━━━ Records for this exercise

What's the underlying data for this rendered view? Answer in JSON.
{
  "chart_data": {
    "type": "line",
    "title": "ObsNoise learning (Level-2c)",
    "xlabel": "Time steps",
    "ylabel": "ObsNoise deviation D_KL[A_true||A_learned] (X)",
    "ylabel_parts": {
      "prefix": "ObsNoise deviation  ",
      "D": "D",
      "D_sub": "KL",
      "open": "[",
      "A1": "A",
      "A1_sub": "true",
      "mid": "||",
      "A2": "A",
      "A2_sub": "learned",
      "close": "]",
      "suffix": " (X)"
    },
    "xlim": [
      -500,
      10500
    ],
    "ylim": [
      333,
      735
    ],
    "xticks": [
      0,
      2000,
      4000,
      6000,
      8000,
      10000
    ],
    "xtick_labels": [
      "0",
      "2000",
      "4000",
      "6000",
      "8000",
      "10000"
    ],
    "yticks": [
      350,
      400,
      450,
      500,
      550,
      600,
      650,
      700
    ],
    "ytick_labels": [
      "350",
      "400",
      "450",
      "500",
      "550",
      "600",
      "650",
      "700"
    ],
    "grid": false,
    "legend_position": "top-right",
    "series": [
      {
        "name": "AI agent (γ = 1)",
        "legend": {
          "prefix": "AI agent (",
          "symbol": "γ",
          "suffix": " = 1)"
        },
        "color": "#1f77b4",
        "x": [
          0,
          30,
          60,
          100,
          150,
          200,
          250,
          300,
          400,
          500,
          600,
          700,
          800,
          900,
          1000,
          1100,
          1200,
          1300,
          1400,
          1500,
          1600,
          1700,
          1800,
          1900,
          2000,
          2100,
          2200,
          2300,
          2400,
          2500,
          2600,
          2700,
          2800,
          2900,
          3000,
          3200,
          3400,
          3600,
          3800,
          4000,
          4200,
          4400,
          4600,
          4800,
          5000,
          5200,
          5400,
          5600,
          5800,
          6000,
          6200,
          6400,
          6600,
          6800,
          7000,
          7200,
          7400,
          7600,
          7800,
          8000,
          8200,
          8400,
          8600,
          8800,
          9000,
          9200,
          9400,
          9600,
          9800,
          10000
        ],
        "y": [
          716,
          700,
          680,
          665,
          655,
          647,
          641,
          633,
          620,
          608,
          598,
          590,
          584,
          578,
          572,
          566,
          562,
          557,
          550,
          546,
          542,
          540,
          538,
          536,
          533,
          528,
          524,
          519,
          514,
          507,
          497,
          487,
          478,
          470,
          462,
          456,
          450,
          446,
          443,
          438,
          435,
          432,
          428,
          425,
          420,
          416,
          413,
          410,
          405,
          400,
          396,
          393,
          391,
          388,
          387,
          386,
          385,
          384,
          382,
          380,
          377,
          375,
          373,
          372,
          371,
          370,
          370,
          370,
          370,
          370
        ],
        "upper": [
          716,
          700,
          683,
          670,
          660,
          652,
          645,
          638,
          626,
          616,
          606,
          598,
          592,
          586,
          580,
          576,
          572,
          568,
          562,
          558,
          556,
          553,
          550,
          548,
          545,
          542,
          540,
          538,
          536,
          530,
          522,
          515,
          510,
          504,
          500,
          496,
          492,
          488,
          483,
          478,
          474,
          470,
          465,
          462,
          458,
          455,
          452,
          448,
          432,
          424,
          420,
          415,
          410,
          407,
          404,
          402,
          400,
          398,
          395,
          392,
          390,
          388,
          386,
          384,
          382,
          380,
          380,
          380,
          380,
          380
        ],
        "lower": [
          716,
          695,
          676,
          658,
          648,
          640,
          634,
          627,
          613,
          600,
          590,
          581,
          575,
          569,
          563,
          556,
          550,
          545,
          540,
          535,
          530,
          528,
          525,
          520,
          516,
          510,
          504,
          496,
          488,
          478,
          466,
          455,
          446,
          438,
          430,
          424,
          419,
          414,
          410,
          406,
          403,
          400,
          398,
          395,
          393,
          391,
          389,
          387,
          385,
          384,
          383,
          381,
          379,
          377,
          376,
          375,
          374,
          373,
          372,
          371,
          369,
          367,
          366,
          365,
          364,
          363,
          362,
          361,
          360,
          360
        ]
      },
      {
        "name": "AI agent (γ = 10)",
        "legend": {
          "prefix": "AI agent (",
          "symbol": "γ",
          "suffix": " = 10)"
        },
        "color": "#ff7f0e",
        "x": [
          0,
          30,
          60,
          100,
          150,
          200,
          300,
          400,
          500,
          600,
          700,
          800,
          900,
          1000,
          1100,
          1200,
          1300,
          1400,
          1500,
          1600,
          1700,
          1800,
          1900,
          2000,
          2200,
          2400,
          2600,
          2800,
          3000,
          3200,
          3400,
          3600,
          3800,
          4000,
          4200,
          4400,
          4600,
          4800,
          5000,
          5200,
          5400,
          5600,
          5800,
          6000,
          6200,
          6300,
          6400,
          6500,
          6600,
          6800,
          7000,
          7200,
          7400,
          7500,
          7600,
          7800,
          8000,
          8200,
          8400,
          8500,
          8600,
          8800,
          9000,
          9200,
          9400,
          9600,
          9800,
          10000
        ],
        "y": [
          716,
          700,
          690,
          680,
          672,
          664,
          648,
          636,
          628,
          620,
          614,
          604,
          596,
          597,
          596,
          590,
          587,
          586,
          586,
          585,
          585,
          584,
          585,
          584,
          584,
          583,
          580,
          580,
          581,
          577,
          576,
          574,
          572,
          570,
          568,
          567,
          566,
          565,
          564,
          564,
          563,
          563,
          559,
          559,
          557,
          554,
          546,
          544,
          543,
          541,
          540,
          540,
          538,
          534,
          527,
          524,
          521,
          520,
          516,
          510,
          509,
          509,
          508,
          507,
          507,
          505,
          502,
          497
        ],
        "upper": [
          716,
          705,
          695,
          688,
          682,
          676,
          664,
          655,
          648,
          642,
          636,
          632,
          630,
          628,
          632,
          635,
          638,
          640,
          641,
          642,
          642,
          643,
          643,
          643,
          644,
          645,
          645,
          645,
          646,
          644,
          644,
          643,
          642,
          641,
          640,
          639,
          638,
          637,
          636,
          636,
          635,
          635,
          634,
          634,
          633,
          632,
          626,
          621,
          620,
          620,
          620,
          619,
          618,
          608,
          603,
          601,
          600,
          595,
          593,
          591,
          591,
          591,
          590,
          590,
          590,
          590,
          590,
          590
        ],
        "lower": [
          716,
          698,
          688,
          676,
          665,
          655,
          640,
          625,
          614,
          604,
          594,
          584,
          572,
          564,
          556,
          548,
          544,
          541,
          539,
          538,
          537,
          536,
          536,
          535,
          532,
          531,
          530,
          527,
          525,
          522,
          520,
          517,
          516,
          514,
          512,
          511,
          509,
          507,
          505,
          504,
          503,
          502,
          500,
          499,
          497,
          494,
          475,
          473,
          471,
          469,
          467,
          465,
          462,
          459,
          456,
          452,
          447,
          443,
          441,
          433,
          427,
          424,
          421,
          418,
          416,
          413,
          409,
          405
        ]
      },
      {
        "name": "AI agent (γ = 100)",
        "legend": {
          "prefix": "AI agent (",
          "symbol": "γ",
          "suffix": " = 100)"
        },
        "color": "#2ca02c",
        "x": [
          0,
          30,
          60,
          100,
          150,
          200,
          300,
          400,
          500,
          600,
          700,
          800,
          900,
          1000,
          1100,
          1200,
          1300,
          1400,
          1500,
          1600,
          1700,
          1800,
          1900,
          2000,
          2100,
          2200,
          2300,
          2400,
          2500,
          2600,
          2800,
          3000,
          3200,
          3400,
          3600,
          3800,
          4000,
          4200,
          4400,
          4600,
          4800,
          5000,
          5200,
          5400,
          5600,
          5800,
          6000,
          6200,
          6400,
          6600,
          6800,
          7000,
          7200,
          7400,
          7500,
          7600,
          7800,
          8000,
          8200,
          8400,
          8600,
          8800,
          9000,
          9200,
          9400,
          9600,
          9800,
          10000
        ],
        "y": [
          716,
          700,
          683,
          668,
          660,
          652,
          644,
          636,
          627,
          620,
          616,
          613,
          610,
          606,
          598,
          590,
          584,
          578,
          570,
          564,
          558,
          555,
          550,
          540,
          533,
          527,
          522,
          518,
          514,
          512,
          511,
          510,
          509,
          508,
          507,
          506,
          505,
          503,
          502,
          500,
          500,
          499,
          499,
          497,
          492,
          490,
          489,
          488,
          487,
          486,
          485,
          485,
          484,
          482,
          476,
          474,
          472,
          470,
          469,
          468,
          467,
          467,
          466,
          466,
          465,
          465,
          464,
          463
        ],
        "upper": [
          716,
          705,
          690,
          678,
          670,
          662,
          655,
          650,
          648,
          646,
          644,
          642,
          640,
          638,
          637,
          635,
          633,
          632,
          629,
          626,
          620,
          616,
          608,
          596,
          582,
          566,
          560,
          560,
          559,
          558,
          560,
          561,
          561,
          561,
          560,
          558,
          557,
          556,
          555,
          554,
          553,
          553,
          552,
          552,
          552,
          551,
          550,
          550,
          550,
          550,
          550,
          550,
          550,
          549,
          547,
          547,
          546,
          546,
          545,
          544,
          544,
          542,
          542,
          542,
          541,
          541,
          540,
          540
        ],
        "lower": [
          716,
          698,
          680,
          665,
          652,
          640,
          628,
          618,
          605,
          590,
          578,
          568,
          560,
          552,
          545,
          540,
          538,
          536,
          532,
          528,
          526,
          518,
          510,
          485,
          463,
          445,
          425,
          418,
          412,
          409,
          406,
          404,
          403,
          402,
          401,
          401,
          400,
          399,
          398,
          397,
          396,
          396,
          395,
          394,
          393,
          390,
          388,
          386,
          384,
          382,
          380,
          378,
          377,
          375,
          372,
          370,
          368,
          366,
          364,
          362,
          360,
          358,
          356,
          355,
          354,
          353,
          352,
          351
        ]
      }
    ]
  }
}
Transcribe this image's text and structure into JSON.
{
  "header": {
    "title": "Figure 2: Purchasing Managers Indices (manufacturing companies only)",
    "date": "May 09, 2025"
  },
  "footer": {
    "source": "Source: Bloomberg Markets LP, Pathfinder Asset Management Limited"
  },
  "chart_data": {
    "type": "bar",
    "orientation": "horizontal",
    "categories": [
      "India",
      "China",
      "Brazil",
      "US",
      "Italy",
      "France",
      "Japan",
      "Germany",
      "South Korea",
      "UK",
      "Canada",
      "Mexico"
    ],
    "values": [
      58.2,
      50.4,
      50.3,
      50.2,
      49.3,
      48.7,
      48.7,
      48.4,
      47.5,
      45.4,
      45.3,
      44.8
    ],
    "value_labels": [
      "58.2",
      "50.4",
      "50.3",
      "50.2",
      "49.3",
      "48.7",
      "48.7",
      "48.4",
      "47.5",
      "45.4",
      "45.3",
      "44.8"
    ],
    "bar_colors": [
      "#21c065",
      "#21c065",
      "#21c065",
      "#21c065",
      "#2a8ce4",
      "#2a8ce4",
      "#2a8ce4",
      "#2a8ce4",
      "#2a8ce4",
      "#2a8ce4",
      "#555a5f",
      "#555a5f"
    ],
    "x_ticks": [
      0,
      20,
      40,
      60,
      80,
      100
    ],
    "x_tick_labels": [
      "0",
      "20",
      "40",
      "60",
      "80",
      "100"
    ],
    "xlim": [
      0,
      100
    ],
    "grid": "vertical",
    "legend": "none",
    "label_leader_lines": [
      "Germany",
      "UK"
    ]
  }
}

━━━━━━

*The problem*. Figure out how many lines above include the string "deviation", then report that number and nothing else.

*Output of the task*. 2